PROBLEM DETAILS:
Pick every line from the data that holds the word "English".

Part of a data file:
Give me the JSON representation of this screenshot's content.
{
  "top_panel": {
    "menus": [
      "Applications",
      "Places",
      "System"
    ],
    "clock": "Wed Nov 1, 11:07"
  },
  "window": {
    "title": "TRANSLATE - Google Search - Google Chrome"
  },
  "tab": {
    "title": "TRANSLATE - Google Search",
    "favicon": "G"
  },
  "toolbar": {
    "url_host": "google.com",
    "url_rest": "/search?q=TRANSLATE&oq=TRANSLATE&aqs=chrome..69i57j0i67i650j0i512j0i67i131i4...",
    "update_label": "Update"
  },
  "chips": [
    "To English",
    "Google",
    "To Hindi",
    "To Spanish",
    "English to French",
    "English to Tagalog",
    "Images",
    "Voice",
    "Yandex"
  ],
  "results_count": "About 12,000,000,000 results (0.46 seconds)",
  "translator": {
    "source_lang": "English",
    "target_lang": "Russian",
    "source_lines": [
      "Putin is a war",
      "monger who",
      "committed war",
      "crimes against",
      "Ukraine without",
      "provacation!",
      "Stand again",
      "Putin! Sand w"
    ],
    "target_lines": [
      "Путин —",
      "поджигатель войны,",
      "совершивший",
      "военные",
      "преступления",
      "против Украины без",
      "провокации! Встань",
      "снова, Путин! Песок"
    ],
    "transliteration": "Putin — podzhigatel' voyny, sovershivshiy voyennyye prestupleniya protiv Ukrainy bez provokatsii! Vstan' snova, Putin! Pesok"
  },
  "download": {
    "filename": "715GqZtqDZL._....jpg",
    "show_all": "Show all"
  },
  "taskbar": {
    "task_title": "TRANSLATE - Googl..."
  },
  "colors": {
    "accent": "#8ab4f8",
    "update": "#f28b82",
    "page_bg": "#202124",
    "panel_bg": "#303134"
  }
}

ANSWER TO THIS EXERCISE:
    "To English",
    "English to French",
    "English to Tagalog",
    "source_lang": "English",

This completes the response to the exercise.